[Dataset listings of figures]
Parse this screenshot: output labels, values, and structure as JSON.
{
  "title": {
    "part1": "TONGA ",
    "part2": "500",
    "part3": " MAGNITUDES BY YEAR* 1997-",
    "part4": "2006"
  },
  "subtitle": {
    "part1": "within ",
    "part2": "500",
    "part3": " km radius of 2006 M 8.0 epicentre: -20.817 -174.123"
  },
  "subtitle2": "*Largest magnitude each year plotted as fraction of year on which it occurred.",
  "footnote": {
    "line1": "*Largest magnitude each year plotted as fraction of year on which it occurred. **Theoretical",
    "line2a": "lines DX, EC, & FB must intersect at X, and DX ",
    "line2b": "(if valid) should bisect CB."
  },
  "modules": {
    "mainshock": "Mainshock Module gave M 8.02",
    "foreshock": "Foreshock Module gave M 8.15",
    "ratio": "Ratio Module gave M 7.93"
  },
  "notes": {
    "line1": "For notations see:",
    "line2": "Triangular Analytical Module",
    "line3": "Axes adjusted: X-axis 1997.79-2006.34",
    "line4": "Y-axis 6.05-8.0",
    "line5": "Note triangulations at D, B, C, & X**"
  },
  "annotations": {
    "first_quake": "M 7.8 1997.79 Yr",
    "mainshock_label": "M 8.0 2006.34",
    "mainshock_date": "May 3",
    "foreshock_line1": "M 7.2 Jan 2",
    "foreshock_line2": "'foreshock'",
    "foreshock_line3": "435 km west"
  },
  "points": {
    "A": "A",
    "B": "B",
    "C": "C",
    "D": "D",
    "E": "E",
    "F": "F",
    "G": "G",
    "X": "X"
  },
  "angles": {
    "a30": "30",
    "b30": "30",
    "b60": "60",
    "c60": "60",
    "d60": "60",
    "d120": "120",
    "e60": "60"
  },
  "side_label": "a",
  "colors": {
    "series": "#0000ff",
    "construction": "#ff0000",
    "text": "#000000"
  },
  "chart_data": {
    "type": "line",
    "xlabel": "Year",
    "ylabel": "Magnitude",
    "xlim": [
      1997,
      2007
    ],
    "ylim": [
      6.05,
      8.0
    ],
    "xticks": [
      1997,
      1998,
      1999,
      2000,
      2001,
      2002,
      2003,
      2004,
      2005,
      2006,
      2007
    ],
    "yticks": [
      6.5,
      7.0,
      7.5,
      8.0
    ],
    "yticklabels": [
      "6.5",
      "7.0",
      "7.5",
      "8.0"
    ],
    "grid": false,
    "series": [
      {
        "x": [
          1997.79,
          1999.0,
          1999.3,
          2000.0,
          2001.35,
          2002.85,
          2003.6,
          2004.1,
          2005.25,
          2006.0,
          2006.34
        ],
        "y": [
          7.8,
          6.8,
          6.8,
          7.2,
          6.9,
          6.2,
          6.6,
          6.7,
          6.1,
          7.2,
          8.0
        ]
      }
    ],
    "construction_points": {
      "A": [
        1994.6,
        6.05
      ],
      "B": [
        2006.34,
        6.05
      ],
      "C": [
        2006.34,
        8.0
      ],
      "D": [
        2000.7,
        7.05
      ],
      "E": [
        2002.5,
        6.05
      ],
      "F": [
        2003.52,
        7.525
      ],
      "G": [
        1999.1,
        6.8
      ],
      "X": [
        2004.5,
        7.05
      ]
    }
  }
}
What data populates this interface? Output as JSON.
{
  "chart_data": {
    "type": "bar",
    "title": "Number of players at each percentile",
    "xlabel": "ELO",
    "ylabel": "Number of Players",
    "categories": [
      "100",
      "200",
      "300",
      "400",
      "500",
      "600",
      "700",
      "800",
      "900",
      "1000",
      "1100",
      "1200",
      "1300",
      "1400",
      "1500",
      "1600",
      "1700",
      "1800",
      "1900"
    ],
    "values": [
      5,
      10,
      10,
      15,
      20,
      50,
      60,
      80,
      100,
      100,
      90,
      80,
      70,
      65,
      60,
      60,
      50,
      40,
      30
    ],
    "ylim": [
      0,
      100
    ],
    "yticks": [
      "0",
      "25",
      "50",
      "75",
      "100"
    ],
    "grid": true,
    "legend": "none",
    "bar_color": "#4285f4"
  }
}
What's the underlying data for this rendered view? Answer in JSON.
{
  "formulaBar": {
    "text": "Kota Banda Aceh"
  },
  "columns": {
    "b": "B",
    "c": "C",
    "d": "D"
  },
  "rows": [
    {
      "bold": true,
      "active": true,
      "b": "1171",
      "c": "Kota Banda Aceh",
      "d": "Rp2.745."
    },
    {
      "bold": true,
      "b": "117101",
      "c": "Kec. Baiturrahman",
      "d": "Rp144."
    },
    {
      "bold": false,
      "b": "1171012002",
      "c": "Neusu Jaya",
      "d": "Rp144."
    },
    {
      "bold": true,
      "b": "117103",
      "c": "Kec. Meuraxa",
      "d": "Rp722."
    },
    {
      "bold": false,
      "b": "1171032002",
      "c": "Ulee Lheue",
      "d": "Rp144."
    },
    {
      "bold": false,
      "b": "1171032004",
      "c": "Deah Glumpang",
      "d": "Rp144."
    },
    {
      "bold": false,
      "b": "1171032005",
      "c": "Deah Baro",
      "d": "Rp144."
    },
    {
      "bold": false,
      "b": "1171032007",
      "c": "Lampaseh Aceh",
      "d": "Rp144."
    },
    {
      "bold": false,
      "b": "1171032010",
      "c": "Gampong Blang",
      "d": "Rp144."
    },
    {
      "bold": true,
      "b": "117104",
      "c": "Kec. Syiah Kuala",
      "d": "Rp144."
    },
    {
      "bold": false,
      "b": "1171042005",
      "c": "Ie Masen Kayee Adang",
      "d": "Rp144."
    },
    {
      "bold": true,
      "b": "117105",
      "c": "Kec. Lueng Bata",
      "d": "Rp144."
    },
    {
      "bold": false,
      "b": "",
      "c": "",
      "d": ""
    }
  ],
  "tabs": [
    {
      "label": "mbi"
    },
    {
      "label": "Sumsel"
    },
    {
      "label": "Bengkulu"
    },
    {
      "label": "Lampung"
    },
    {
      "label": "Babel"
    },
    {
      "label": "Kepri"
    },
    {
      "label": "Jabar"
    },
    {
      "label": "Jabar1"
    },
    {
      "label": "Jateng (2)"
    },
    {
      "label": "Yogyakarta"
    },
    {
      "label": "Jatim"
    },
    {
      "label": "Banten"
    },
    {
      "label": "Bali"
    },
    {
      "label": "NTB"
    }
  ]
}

• **Exercise**
Using the data above, print every record exactly as shown.

• **Exercise solution**
Parse this screenshot: output labels, values, and structure as JSON.
{
  "title": {
    "part1": "TONGA ",
    "part2": "500",
    "part3": " MAGNITUDES BY YEAR* 1997-",
    "part4": "2006"
  },
  "subtitle": {
    "part1": "within ",
    "part2": "500",
    "part3": " km radius of 2006 M 8.0 epicentre: -20.817 -174.123"
  },
  "subtitle2": "*Largest magnitude each year plotted as fraction of year on which it occurred.",
  "footnote": {
    "line1": "*Largest magnitude each year plotted as fraction of year on which it occurred. **Theoretical",
    "line2a": "lines DX, EC, & FB must intersect at X, and DX ",
    "line2b": "(if valid) should bisect CB."
  },
  "modules": {
    "mainshock": "Mainshock Module gave M 8.02",
    "foreshock": "Foreshock Module gave M 8.15",
    "ratio": "Ratio Module gave M 7.93"
  },
  "notes": {
    "line1": "For notations see:",
    "line2": "Triangular Analytical Module",
    "line3": "Axes adjusted: X-axis 1997.79-2006.34",
    "line4": "Y-axis 6.05-8.0",
    "line5": "Note triangulations at D, B, C, & X**"
  },
  "annotations": {
    "first_quake": "M 7.8 1997.79 Yr",
    "mainshock_label": "M 8.0 2006.34",
    "mainshock_date": "May 3",
    "foreshock_line1": "M 7.2 Jan 2",
    "foreshock_line2": "'foreshock'",
    "foreshock_line3": "435 km west"
  },
  "points": {
    "A": "A",
    "B": "B",
    "C": "C",
    "D": "D",
    "E": "E",
    "F": "F",
    "G": "G",
    "X": "X"
  },
  "angles": {
    "a30": "30",
    "b30": "30",
    "b60": "60",
    "c60": "60",
    "d60": "60",
    "d120": "120",
    "e60": "60"
  },
  "side_label": "a",
  "colors": {
    "series": "#0000ff",
    "construction": "#ff0000",
    "text": "#000000"
  },
  "chart_data": {
    "type": "line",
    "xlabel": "Year",
    "ylabel": "Magnitude",
    "xlim": [
      1997,
      2007
    ],
    "ylim": [
      6.05,
      8.0
    ],
    "xticks": [
      1997,
      1998,
      1999,
      2000,
      2001,
      2002,
      2003,
      2004,
      2005,
      2006,
      2007
    ],
    "yticks": [
      6.5,
      7.0,
      7.5,
      8.0
    ],
    "yticklabels": [
      "6.5",
      "7.0",
      "7.5",
      "8.0"
    ],
    "grid": false,
    "series": [
      {
        "x": [
          1997.79,
          1999.0,
          1999.3,
          2000.0,
          2001.35,
          2002.85,
          2003.6,
          2004.1,
          2005.25,
          2006.0,
          2006.34
        ],
        "y": [
          7.8,
          6.8,
          6.8,
          7.2,
          6.9,
          6.2,
          6.6,
          6.7,
          6.1,
          7.2,
          8.0
        ]
      }
    ],
    "construction_points": {
      "A": [
        1994.6,
        6.05
      ],
      "B": [
        2006.34,
        6.05
      ],
      "C": [
        2006.34,
        8.0
      ],
      "D": [
        2000.7,
        7.05
      ],
      "E": [
        2002.5,
        6.05
      ],
      "F": [
        2003.52,
        7.525
      ],
      "G": [
        1999.1,
        6.8
      ],
      "X": [
        2004.5,
        7.05
      ]
    }
  }
}
What data populates this interface? Output as JSON.
{
  "chart_data": {
    "type": "bar",
    "title": "Number of players at each percentile",
    "xlabel": "ELO",
    "ylabel": "Number of Players",
    "categories": [
      "100",
      "200",
      "300",
      "400",
      "500",
      "600",
      "700",
      "800",
      "900",
      "1000",
      "1100",
      "1200",
      "1300",
      "1400",
      "1500",
      "1600",
      "1700",
      "1800",
      "1900"
    ],
    "values": [
      5,
      10,
      10,
      15,
      20,
      50,
      60,
      80,
      100,
      100,
      90,
      80,
      70,
      65,
      60,
      60,
      50,
      40,
      30
    ],
    "ylim": [
      0,
      100
    ],
    "yticks": [
      "0",
      "25",
      "50",
      "75",
      "100"
    ],
    "grid": true,
    "legend": "none",
    "bar_color": "#4285f4"
  }
}
What's the underlying data for this rendered view? Answer in JSON.
{
  "formulaBar": {
    "text": "Kota Banda Aceh"
  },
  "columns": {
    "b": "B",
    "c": "C",
    "d": "D"
  },
  "rows": [
    {
      "bold": true,
      "active": true,
      "b": "1171",
      "c": "Kota Banda Aceh",
      "d": "Rp2.745."
    },
    {
      "bold": true,
      "b": "117101",
      "c": "Kec. Baiturrahman",
      "d": "Rp144."
    },
    {
      "bold": false,
      "b": "1171012002",
      "c": "Neusu Jaya",
      "d": "Rp144."
    },
    {
      "bold": true,
      "b": "117103",
      "c": "Kec. Meuraxa",
      "d": "Rp722."
    },
    {
      "bold": false,
      "b": "1171032002",
      "c": "Ulee Lheue",
      "d": "Rp144."
    },
    {
      "bold": false,
      "b": "1171032004",
      "c": "Deah Glumpang",
      "d": "Rp144."
    },
    {
      "bold": false,
      "b": "1171032005",
      "c": "Deah Baro",
      "d": "Rp144."
    },
    {
      "bold": false,
      "b": "1171032007",
      "c": "Lampaseh Aceh",
      "d": "Rp144."
    },
    {
      "bold": false,
      "b": "1171032010",
      "c": "Gampong Blang",
      "d": "Rp144."
    },
    {
      "bold": true,
      "b": "117104",
      "c": "Kec. Syiah Kuala",
      "d": "Rp144."
    },
    {
      "bold": false,
      "b": "1171042005",
      "c": "Ie Masen Kayee Adang",
      "d": "Rp144."
    },
    {
      "bold": true,
      "b": "117105",
      "c": "Kec. Lueng Bata",
      "d": "Rp144."
    },
    {
      "bold": false,
      "b": "",
      "c": "",
      "d": ""
    }
  ],
  "tabs": [
    {
      "label": "mbi"
    },
    {
      "label": "Sumsel"
    },
    {
      "label": "Bengkulu"
    },
    {
      "label": "Lampung"
    },
    {
      "label": "Babel"
    },
    {
      "label": "Kepri"
    },
    {
      "label": "Jabar"
    },
    {
      "label": "Jabar1"
    },
    {
      "label": "Jateng (2)"
    },
    {
      "label": "Yogyakarta"
    },
    {
      "label": "Jatim"
    },
    {
      "label": "Banten"
    },
    {
      "label": "Bali"
    },
    {
      "label": "NTB"
    }
  ]
}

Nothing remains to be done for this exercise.